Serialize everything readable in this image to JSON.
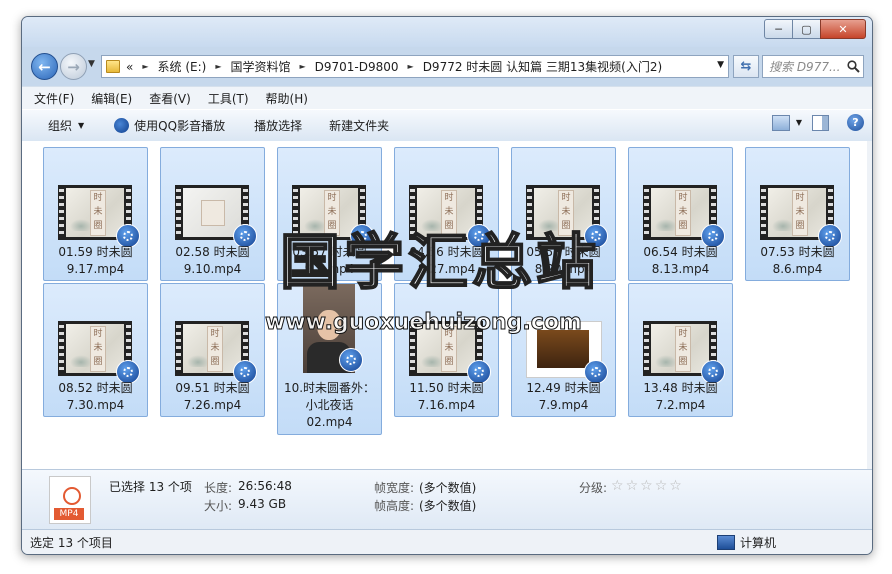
{
  "window": {
    "controls": {
      "minimize": "─",
      "maximize": "▢",
      "close": "✕"
    }
  },
  "address": {
    "overflow": "«",
    "crumbs": [
      "系统 (E:)",
      "国学资料馆",
      "D9701-D9800",
      "D9772 时未圆 认知篇 三期13集视频(入门2)"
    ]
  },
  "search": {
    "placeholder": "搜索 D977..."
  },
  "menu": [
    "文件(F)",
    "编辑(E)",
    "查看(V)",
    "工具(T)",
    "帮助(H)"
  ],
  "toolbar": {
    "organize": "组织",
    "play_qq": "使用QQ影音播放",
    "play_selection": "播放选择",
    "new_folder": "新建文件夹"
  },
  "thumb_text": [
    "时",
    "未",
    "圈"
  ],
  "files": [
    {
      "line1": "01.59 时未圆",
      "line2": "9.17.mp4",
      "line3": ""
    },
    {
      "line1": "02.58 时未圆",
      "line2": "9.10.mp4",
      "line3": ""
    },
    {
      "line1": "03.57 时未圆",
      "line2": "9.3.mp4",
      "line3": ""
    },
    {
      "line1": "04.56 时未圆",
      "line2": "8.27.mp4",
      "line3": ""
    },
    {
      "line1": "05.55 时未圆",
      "line2": "8.20.mp4",
      "line3": ""
    },
    {
      "line1": "06.54 时未圆",
      "line2": "8.13.mp4",
      "line3": ""
    },
    {
      "line1": "07.53 时未圆",
      "line2": "8.6.mp4",
      "line3": ""
    },
    {
      "line1": "08.52 时未圆",
      "line2": "7.30.mp4",
      "line3": ""
    },
    {
      "line1": "09.51 时未圆",
      "line2": "7.26.mp4",
      "line3": ""
    },
    {
      "line1": "10.时未圆番外：",
      "line2": "小北夜话",
      "line3": "02.mp4"
    },
    {
      "line1": "11.50 时未圆",
      "line2": "7.16.mp4",
      "line3": ""
    },
    {
      "line1": "12.49 时未圆",
      "line2": "7.9.mp4",
      "line3": ""
    },
    {
      "line1": "13.48 时未圆",
      "line2": "7.2.mp4",
      "line3": ""
    }
  ],
  "watermark": {
    "cn": "国学汇总站",
    "url": "www.guoxuehuizong.com"
  },
  "details": {
    "icon_label": "MP4",
    "selected": "已选择 13 个项",
    "length_label": "长度:",
    "length_value": "26:56:48",
    "size_label": "大小:",
    "size_value": "9.43 GB",
    "width_label": "帧宽度:",
    "width_value": "(多个数值)",
    "height_label": "帧高度:",
    "height_value": "(多个数值)",
    "rating_label": "分级:",
    "rating": 0
  },
  "status": {
    "left": "选定 13 个项目",
    "right": "计算机"
  }
}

#### AIM:
Repeat the listing in full and exactly. Do not include any images.

#### TASK ANSWER:
Serialize everything readable in this image to JSON.
{
  "window": {
    "controls": {
      "minimize": "─",
      "maximize": "▢",
      "close": "✕"
    }
  },
  "address": {
    "overflow": "«",
    "crumbs": [
      "系统 (E:)",
      "国学资料馆",
      "D9701-D9800",
      "D9772 时未圆 认知篇 三期13集视频(入门2)"
    ]
  },
  "search": {
    "placeholder": "搜索 D977..."
  },
  "menu": [
    "文件(F)",
    "编辑(E)",
    "查看(V)",
    "工具(T)",
    "帮助(H)"
  ],
  "toolbar": {
    "organize": "组织",
    "play_qq": "使用QQ影音播放",
    "play_selection": "播放选择",
    "new_folder": "新建文件夹"
  },
  "thumb_text": [
    "时",
    "未",
    "圈"
  ],
  "files": [
    {
      "line1": "01.59 时未圆",
      "line2": "9.17.mp4",
      "line3": ""
    },
    {
      "line1": "02.58 时未圆",
      "line2": "9.10.mp4",
      "line3": ""
    },
    {
      "line1": "03.57 时未圆",
      "line2": "9.3.mp4",
      "line3": ""
    },
    {
      "line1": "04.56 时未圆",
      "line2": "8.27.mp4",
      "line3": ""
    },
    {
      "line1": "05.55 时未圆",
      "line2": "8.20.mp4",
      "line3": ""
    },
    {
      "line1": "06.54 时未圆",
      "line2": "8.13.mp4",
      "line3": ""
    },
    {
      "line1": "07.53 时未圆",
      "line2": "8.6.mp4",
      "line3": ""
    },
    {
      "line1": "08.52 时未圆",
      "line2": "7.30.mp4",
      "line3": ""
    },
    {
      "line1": "09.51 时未圆",
      "line2": "7.26.mp4",
      "line3": ""
    },
    {
      "line1": "10.时未圆番外：",
      "line2": "小北夜话",
      "line3": "02.mp4"
    },
    {
      "line1": "11.50 时未圆",
      "line2": "7.16.mp4",
      "line3": ""
    },
    {
      "line1": "12.49 时未圆",
      "line2": "7.9.mp4",
      "line3": ""
    },
    {
      "line1": "13.48 时未圆",
      "line2": "7.2.mp4",
      "line3": ""
    }
  ],
  "watermark": {
    "cn": "国学汇总站",
    "url": "www.guoxuehuizong.com"
  },
  "details": {
    "icon_label": "MP4",
    "selected": "已选择 13 个项",
    "length_label": "长度:",
    "length_value": "26:56:48",
    "size_label": "大小:",
    "size_value": "9.43 GB",
    "width_label": "帧宽度:",
    "width_value": "(多个数值)",
    "height_label": "帧高度:",
    "height_value": "(多个数值)",
    "rating_label": "分级:",
    "rating": 0
  },
  "status": {
    "left": "选定 13 个项目",
    "right": "计算机"
  }
}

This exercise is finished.